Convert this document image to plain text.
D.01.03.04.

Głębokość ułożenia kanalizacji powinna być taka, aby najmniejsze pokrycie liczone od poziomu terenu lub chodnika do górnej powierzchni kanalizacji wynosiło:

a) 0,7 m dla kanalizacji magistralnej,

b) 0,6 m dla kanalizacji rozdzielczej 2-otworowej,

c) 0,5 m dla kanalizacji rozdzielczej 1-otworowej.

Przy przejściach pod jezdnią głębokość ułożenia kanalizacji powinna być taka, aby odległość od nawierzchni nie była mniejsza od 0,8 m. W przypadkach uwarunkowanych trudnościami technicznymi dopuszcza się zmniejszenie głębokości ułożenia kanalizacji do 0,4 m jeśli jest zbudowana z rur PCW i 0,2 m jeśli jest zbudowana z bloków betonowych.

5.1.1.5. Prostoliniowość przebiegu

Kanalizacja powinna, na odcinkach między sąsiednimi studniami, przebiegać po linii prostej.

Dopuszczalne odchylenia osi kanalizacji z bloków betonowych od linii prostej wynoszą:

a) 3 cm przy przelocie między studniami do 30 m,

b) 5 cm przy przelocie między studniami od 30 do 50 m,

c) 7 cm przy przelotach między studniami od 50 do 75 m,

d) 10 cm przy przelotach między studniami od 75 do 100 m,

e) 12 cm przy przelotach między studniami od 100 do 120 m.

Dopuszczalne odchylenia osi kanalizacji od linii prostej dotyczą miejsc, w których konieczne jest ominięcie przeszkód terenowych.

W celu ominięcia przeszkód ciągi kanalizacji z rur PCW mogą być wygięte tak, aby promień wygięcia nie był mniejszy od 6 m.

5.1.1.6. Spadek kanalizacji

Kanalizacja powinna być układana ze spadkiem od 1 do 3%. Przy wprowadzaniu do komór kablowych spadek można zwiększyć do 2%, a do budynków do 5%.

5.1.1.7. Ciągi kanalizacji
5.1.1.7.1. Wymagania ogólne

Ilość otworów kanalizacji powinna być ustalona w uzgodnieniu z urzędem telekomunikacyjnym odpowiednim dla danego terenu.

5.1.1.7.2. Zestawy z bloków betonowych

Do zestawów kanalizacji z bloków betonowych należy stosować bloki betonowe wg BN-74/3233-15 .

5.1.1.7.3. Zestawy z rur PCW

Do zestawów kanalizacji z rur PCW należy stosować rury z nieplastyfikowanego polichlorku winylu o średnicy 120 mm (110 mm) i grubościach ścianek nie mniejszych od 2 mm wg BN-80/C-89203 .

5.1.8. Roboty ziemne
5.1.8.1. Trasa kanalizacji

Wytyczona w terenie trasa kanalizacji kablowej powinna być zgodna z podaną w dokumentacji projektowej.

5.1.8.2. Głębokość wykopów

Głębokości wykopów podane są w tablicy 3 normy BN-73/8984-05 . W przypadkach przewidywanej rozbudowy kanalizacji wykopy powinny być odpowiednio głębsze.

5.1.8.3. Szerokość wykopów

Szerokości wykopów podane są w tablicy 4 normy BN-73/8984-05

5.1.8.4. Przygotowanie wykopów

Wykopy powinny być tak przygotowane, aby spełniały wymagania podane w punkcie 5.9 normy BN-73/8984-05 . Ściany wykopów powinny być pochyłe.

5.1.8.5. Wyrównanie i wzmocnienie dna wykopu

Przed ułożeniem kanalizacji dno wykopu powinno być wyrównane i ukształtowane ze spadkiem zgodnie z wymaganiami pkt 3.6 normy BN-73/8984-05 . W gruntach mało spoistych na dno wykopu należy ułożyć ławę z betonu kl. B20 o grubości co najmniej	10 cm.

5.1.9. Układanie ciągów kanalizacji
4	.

## What you will do
Pull out each line of the entries that contains "ułożenia".

## Solution to this problem
Głębokość ułożenia kanalizacji powinna być taka, aby najmniejsze pokrycie liczone od poziomu terenu lub chodnika do górnej powierzchni kanalizacji wynosiło:
Przy przejściach pod jezdnią głębokość ułożenia kanalizacji powinna być taka, aby odległość od nawierzchni nie była mniejsza od 0,8 m. W przypadkach uwarunkowanych trudnościami technicznymi dopuszcza się zmniejszenie głębokości ułożenia kanalizacji do 0,4 m jeśli jest zbudowana z rur PCW i 0,2 m jeśli jest zbudowana z bloków betonowych.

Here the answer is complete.